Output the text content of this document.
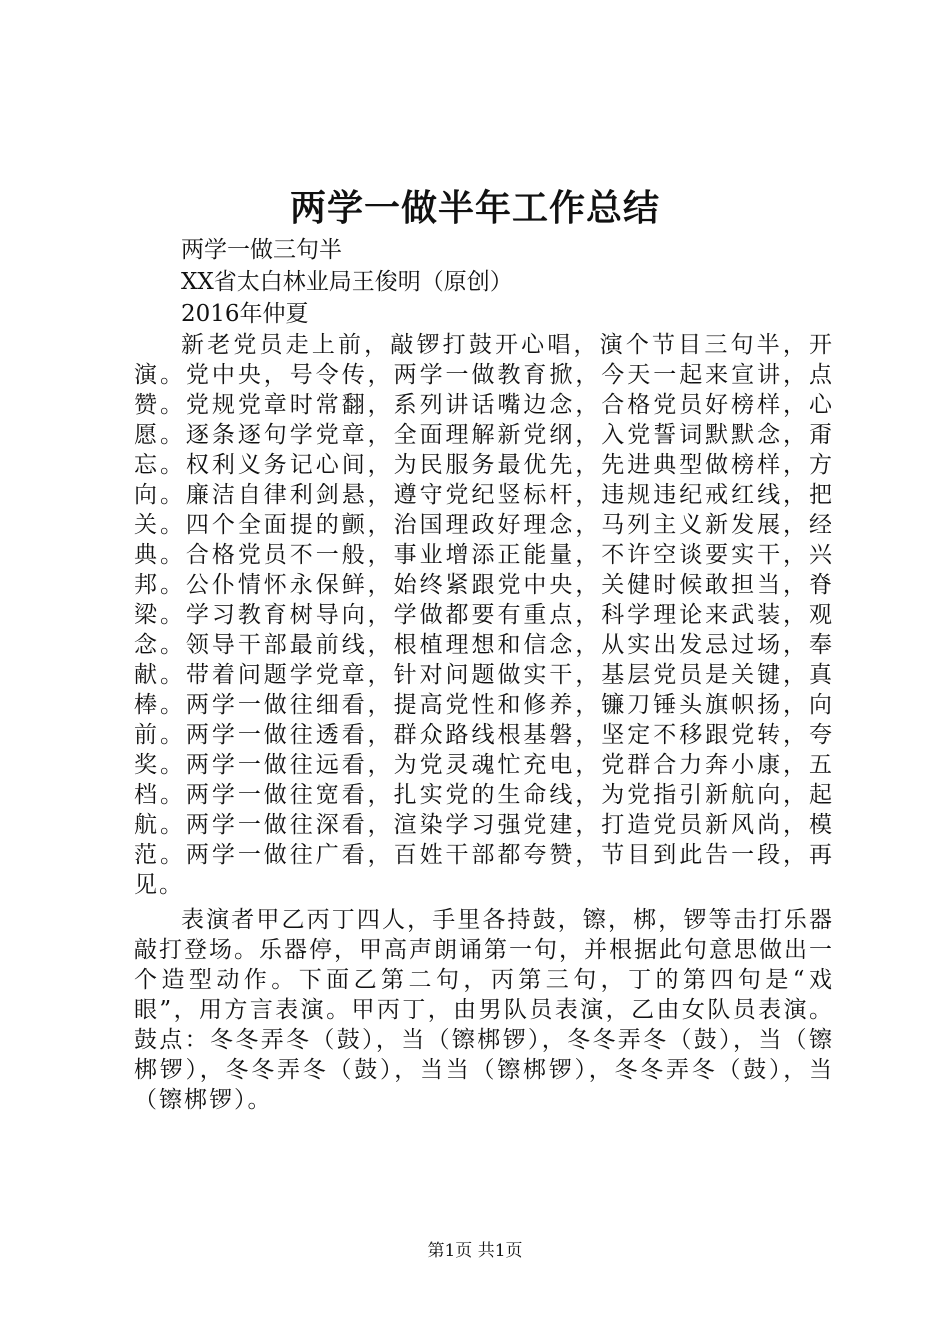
两学一做半年工作总结

两学一做三句半

XX省太白林业局王俊明（原创）

2016年仲夏

新老党员走上前，敲锣打鼓开心唱，演个节目三句半，开演。党中央，号令传，两学一做教育掀，今天一起来宣讲，点赞。党规党章时常翻，系列讲话嘴边念，合格党员好榜样，心愿。逐条逐句学党章，全面理解新党纲，入党誓词默默念，甭忘。权利义务记心间，为民服务最优先，先进典型做榜样，方向。廉洁自律利剑悬，遵守党纪竖标杆，违规违纪戒红线，把关。四个全面提的颤，治国理政好理念，马列主义新发展，经典。合格党员不一般，事业增添正能量，不许空谈要实干，兴邦。公仆情怀永保鲜，始终紧跟党中央，关健时候敢担当，脊梁。学习教育树导向，学做都要有重点，科学理论来武装，观念。领导干部最前线，根植理想和信念，从实出发忌过场，奉献。带着问题学党章，针对问题做实干，基层党员是关键，真棒。两学一做往细看，提高党性和修养，镰刀锤头旗帜扬，向前。两学一做往透看，群众路线根基磐，坚定不移跟党转，夸奖。两学一做往远看，为党灵魂忙充电，党群合力奔小康，五档。两学一做往宽看，扎实党的生命线，为党指引新航向，起航。两学一做往深看，渲染学习强党建，打造党员新风尚，模范。两学一做往广看，百姓干部都夸赞，节目到此告一段，再见。

表演者甲乙丙丁四人，手里各持鼓，镲，梆，锣等击打乐器敲打登场。乐器停，甲高声朗诵第一句，并根据此句意思做出一个造型动作。下面乙第二句，丙第三句，丁的第四句是“戏眼”，用方言表演。甲丙丁，由男队员表演，乙由女队员表演。鼓点：冬冬弄冬（鼓），当（镲梆锣），冬冬弄冬（鼓），当（镲梆锣），冬冬弄冬（鼓），当当（镲梆锣），冬冬弄冬（鼓），当（镲梆锣）。

第1页 共1页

- To do
All the records above need to be given again word for word. Skip the pictures.

- Output for this exercise
Output the text content of this document.
两学一做半年工作总结

两学一做三句半

XX省太白林业局王俊明（原创）

2016年仲夏

新老党员走上前，敲锣打鼓开心唱，演个节目三句半，开演。党中央，号令传，两学一做教育掀，今天一起来宣讲，点赞。党规党章时常翻，系列讲话嘴边念，合格党员好榜样，心愿。逐条逐句学党章，全面理解新党纲，入党誓词默默念，甭忘。权利义务记心间，为民服务最优先，先进典型做榜样，方向。廉洁自律利剑悬，遵守党纪竖标杆，违规违纪戒红线，把关。四个全面提的颤，治国理政好理念，马列主义新发展，经典。合格党员不一般，事业增添正能量，不许空谈要实干，兴邦。公仆情怀永保鲜，始终紧跟党中央，关健时候敢担当，脊梁。学习教育树导向，学做都要有重点，科学理论来武装，观念。领导干部最前线，根植理想和信念，从实出发忌过场，奉献。带着问题学党章，针对问题做实干，基层党员是关键，真棒。两学一做往细看，提高党性和修养，镰刀锤头旗帜扬，向前。两学一做往透看，群众路线根基磐，坚定不移跟党转，夸奖。两学一做往远看，为党灵魂忙充电，党群合力奔小康，五档。两学一做往宽看，扎实党的生命线，为党指引新航向，起航。两学一做往深看，渲染学习强党建，打造党员新风尚，模范。两学一做往广看，百姓干部都夸赞，节目到此告一段，再见。

表演者甲乙丙丁四人，手里各持鼓，镲，梆，锣等击打乐器敲打登场。乐器停，甲高声朗诵第一句，并根据此句意思做出一个造型动作。下面乙第二句，丙第三句，丁的第四句是“戏眼”，用方言表演。甲丙丁，由男队员表演，乙由女队员表演。鼓点：冬冬弄冬（鼓），当（镲梆锣），冬冬弄冬（鼓），当（镲梆锣），冬冬弄冬（鼓），当当（镲梆锣），冬冬弄冬（鼓），当（镲梆锣）。

第1页 共1页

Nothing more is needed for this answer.